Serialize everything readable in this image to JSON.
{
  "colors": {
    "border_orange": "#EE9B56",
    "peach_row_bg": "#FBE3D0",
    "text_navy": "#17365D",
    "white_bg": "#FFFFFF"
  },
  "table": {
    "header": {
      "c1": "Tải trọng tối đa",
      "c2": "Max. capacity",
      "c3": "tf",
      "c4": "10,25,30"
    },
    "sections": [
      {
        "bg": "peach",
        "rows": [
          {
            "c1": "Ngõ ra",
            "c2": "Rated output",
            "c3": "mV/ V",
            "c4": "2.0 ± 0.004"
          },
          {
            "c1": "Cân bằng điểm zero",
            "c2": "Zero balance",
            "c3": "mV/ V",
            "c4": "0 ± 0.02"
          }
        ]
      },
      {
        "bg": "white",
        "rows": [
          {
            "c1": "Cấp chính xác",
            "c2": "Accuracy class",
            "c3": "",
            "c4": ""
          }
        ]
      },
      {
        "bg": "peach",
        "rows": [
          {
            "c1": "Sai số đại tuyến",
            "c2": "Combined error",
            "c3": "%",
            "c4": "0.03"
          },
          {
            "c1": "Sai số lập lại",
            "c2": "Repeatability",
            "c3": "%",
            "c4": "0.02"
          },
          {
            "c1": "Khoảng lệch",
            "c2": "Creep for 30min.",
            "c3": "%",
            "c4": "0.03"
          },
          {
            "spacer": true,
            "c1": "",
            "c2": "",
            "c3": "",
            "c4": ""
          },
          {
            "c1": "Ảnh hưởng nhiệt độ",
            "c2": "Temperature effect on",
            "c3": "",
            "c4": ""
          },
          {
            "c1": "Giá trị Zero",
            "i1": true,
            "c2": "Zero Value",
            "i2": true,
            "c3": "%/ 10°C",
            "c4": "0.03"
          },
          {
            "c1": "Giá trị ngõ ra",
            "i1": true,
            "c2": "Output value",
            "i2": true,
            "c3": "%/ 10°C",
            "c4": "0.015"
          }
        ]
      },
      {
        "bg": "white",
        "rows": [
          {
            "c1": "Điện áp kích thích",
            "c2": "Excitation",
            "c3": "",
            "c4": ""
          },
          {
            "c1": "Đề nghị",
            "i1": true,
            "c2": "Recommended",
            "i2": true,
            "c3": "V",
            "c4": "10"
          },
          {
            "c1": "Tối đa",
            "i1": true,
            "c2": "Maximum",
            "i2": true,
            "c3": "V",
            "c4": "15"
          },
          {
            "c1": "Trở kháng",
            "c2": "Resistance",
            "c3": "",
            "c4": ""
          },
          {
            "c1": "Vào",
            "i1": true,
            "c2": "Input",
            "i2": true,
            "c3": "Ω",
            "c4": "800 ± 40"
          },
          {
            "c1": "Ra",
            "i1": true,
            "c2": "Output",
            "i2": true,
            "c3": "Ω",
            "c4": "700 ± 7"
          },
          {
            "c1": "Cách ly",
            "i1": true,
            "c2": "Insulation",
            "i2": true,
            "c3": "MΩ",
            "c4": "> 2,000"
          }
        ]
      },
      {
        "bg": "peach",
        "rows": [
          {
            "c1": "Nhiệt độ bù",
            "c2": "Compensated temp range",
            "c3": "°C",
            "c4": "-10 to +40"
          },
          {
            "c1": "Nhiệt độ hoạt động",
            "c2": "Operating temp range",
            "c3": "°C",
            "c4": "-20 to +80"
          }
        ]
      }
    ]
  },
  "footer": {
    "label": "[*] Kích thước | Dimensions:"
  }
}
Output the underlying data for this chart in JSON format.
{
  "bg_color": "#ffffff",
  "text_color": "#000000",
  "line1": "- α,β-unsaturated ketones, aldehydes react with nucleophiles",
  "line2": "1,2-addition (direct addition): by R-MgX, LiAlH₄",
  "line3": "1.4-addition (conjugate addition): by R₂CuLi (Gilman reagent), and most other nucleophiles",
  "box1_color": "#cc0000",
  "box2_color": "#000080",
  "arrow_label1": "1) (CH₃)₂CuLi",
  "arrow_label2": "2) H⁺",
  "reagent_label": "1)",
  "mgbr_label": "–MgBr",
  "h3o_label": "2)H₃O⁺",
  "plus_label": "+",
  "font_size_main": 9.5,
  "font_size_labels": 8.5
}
○ ○ ○ ○ ○
Short task: Repeat, exactly and only, the lines above from the one containing "Output the underlying" through the end of the material.

Response below:
Output the underlying data for this chart in JSON format.
{
  "bg_color": "#ffffff",
  "text_color": "#000000",
  "line1": "- α,β-unsaturated ketones, aldehydes react with nucleophiles",
  "line2": "1,2-addition (direct addition): by R-MgX, LiAlH₄",
  "line3": "1.4-addition (conjugate addition): by R₂CuLi (Gilman reagent), and most other nucleophiles",
  "box1_color": "#cc0000",
  "box2_color": "#000080",
  "arrow_label1": "1) (CH₃)₂CuLi",
  "arrow_label2": "2) H⁺",
  "reagent_label": "1)",
  "mgbr_label": "–MgBr",
  "h3o_label": "2)H₃O⁺",
  "plus_label": "+",
  "font_size_main": 9.5,
  "font_size_labels": 8.5
}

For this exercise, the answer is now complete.